■ Questions
1) According to the post on startup annoyances, which two publications have misinformed the people who act the part in startup circles?
2) Reproduce the passage of the post on startup annoyances between "4. You think that" and "TechCrunch is selling.", inclusive.

:: Selected extract ::

Quit Talking and Acting Like a Startup Douche

One of the things I dislike the most about our industry are the God awful terms and trends that everyone seems so eager to adopt. I’ve made a conscious effort over the past year to avoid these things like the plague.

Unfortunately, when you hang out in startup circles, you’re bound to encounter those who try to fit by acting the part. Tragically, these people have been misinformed by PandoDaily and TechCrunch. They think that everyone else talks and acts this way, when in fact, they’re just isolating themselves as a douche.

So, without further ado, these are my top annoyances:

  1. When pitching your company, you start every sentence with “so” and end with “right?”. Bonus: You wear a hoodie to a VC meeting.
  2. You enunciate EVERY letter of EVERY word to the extreme. If I have to hear another one of these people say “important” enunciated again, I’m going cut out their tongue.
  3. You consider yourself a “technical founder” because you took an online Rudy on Rails course.
  4. You think that Paul Graham is God. Have you actually seen the design of his blog?
  5. You define yourself as a “growth hacker”.
  6. Any of the following words are in your vocabulary: “optics”, “disruption”, “pivot”, “hustle”, “hack”, “MVP”, “ubiquitous”, “democratize”, “iterate”, “ecosystem”, “fragmented”, “exit” and last, but certainly not least, “meritocracy”.
  7. You don’t think you’re a wantrepreneur. Fuck me, that word should probably be in the list above.
  8. You actually think that “failing” is cool. WTF?
  9. You mention the sale of your small college business as a “successful exit” on your AngelList profile.
  10. You think describing yourself as a college dropout is cool. Again, WTF?
  11. You actually believe the hype and bullshit that TechCrunch is selling.
  12. You constantly share startup wisdoms on your social feeds. FML.
  13. You act like your top shit around other founders, but fall to your knees like a bitch when Dave McClure walks into a room.
  14. You think by not responding to emails immediately, it proves you’re “crushing it”.
  15. You think that Dave Morin is cool. Seriously?

  • “say “important” enunciated”
    “Rudy on Rails”.
    “your top shit”

    So, you didn’t even bother checking this article for mistakes, right?

  • I don’t really understand the problem with #6.
    “Google and Facebook are impossible to compete with, because they are ubiquitous.”
    “Our product relies on fiber optics.”

    It sounds like you must have failed in every one of your last endeavors; poor thing must be bitter.

  • “You actually think that “failing” is cool. WTF?”
    I admire those who fail and celebrate the lessons they’ve got to learn in the whole process. That’s cool to me, it make you an unstoppable entrepreneur.

  • Using “Fuck me” and “WTF” in a blog about business comes from the same mindset as wearing a hoodie to a VC meeting.

  • Haha Great Post! Gotta say I have been through all that, after 4 startups (college) after college! I realized real Entrepreneurs are heroes with thousand faces! So be it and make it happen!

:::
:: Material provided ::

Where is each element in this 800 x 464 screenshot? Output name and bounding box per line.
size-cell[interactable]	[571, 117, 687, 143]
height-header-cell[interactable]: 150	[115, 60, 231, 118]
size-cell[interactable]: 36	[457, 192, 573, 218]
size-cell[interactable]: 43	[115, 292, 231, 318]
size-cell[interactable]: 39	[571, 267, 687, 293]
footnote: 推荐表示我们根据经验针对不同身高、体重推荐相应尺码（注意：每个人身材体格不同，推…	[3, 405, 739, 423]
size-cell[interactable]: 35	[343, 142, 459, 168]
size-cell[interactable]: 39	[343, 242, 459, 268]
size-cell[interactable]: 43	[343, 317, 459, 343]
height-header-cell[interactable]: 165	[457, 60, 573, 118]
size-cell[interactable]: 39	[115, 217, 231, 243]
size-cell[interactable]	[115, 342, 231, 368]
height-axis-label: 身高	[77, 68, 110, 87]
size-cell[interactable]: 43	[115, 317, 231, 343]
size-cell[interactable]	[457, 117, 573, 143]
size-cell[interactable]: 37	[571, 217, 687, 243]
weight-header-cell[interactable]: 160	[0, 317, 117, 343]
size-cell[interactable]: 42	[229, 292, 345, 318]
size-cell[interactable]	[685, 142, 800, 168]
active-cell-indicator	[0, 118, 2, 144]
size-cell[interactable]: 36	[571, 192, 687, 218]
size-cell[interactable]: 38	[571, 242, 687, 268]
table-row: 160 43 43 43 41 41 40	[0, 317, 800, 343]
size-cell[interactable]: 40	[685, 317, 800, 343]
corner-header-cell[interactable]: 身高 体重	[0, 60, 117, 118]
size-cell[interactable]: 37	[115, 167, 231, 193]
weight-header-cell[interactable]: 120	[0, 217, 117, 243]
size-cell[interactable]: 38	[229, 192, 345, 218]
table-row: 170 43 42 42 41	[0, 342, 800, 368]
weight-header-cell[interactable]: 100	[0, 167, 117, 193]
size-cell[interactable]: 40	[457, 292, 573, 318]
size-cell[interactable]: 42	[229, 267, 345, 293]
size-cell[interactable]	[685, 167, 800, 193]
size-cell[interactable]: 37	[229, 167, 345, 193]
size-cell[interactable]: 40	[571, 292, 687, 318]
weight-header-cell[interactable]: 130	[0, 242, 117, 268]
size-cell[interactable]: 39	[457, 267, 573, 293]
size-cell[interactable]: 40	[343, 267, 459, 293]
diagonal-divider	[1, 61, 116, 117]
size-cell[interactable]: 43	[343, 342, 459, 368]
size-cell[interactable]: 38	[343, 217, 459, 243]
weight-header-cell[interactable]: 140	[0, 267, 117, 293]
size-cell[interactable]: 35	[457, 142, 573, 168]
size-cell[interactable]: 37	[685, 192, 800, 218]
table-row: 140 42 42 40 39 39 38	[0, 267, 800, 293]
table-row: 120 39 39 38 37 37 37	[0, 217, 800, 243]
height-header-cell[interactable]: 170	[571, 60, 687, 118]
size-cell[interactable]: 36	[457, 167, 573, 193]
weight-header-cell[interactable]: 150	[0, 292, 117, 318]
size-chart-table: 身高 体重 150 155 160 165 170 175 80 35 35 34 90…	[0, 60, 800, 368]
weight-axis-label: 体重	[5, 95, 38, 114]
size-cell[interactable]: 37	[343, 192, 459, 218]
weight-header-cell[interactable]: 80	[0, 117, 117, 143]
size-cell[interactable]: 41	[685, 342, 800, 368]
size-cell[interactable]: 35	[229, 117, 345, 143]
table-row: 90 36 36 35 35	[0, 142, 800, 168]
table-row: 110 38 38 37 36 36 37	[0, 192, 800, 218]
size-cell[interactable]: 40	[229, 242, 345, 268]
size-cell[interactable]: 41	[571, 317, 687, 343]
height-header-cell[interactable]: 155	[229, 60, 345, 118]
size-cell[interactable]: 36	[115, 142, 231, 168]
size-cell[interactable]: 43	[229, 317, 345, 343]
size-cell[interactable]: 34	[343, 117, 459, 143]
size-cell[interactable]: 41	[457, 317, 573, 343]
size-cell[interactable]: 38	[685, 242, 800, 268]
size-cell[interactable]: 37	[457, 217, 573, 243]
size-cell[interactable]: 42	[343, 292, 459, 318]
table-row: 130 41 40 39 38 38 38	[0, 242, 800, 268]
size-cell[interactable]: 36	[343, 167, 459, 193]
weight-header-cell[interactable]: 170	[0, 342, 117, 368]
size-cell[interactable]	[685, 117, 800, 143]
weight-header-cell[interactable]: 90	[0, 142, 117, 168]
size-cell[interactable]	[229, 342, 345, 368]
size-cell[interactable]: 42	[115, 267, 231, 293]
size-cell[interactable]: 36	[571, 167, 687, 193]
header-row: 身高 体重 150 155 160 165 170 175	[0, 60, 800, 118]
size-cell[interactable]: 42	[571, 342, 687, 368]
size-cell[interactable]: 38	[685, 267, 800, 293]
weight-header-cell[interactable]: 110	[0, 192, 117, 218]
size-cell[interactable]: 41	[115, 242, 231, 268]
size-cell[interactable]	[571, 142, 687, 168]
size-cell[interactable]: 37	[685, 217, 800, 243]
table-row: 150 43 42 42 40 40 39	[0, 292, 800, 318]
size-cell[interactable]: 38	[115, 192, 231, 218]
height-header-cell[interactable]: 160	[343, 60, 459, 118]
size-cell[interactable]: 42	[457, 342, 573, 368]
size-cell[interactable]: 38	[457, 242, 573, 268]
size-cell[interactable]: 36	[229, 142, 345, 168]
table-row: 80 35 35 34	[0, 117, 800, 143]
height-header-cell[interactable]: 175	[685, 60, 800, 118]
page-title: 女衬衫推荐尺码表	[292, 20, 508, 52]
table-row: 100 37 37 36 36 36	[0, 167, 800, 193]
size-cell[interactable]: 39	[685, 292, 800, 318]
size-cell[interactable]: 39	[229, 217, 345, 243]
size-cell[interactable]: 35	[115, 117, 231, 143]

:::

■ List of answers
1) PandoDaily and TechCrunch.

2)
4. You think that Paul Graham is God. Have you actually seen the design of his blog?
  5. You define yourself as a “growth hacker”.
  6. Any of the following words are in your vocabulary: “optics”, “disruption”, “pivot”, “hustle”, “hack”, “MVP”, “ubiquitous”, “democratize”, “iterate”, “ecosystem”, “fragmented”, “exit” and last, but certainly not least, “meritocracy”.
  7. You don’t think you’re a wantrepreneur. Fuck me, that word should probably be in the list above.
  8. You actually think that “failing” is cool. WTF?
  9. You mention the sale of your small college business as a “successful exit” on your AngelList profile.
  10. You think describing yourself as a college dropout is cool. Again, WTF?
  11. You actually believe the hype and bullshit that TechCrunch is selling.